>>>>

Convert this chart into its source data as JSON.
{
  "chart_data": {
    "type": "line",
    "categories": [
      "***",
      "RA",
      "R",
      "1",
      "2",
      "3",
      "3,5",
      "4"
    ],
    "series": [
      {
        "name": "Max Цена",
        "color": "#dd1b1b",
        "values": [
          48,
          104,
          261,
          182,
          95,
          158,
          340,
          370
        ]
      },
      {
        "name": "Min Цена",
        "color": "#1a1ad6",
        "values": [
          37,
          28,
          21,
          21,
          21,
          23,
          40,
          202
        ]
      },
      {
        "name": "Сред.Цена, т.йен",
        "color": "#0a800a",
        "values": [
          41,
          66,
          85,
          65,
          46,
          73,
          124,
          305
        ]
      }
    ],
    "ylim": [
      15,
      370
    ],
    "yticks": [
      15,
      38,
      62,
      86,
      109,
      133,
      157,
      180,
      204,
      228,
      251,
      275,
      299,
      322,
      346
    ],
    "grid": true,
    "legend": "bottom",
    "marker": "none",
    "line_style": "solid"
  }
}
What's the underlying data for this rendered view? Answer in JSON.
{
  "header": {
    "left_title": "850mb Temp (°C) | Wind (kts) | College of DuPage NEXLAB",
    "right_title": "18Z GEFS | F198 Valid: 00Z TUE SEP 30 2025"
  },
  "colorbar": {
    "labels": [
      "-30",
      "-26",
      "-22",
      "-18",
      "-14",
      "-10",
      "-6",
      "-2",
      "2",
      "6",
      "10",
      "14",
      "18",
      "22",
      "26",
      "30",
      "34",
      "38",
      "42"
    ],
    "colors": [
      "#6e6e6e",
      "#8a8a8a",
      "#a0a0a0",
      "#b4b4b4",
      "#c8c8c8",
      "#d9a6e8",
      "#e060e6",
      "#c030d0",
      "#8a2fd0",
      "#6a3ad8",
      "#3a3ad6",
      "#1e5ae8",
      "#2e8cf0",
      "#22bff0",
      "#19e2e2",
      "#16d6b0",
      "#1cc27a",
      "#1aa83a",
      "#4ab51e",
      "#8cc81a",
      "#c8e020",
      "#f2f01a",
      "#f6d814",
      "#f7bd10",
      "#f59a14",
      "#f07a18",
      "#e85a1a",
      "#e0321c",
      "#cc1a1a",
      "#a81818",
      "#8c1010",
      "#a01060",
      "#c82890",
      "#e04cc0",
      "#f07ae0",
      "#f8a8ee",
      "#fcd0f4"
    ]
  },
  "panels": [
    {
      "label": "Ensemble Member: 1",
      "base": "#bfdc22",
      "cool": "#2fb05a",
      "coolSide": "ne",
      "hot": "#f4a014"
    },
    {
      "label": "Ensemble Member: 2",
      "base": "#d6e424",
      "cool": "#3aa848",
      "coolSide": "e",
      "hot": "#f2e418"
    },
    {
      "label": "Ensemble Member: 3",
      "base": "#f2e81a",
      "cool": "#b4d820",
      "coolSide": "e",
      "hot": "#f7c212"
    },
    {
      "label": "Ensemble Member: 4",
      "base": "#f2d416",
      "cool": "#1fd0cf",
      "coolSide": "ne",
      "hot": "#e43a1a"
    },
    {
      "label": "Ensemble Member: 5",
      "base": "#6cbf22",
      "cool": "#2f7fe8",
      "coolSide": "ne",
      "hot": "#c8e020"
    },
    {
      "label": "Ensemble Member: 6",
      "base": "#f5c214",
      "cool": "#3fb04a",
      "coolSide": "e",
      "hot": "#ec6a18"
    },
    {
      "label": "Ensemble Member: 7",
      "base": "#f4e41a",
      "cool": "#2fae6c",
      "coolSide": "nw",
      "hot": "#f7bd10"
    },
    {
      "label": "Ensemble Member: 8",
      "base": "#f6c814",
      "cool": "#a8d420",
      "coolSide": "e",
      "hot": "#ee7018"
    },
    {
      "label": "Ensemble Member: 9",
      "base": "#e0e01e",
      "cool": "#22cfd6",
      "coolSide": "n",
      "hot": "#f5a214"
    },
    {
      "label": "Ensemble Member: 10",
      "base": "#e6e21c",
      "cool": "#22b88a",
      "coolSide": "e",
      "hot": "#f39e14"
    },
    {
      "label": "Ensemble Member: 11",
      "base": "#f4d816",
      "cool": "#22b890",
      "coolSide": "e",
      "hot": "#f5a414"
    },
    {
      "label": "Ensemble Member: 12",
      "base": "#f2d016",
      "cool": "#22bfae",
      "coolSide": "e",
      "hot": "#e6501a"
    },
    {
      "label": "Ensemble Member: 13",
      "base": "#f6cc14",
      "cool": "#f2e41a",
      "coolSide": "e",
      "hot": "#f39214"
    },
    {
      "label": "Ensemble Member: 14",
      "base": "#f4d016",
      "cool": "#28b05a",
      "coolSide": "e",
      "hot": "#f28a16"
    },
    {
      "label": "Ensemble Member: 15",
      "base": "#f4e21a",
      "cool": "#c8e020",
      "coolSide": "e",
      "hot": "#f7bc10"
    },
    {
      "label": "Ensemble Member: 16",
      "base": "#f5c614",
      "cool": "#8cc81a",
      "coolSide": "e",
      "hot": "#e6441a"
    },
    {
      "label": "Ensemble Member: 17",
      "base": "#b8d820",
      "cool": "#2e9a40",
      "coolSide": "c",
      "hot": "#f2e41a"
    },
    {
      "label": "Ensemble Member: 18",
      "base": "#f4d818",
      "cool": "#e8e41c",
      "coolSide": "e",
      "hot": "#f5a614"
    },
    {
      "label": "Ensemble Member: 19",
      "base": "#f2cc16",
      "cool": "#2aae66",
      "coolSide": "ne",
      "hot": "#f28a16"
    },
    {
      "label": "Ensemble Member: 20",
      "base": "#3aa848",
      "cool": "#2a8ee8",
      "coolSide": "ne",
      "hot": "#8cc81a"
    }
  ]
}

<<<<

TASK DETAILS: In the entries above, find lines with "Цена" and copy each.

THE COMPLETED TASK:
        "name": "Max Цена",
        "name": "Min Цена",
        "name": "Сред.Цена, т.йен",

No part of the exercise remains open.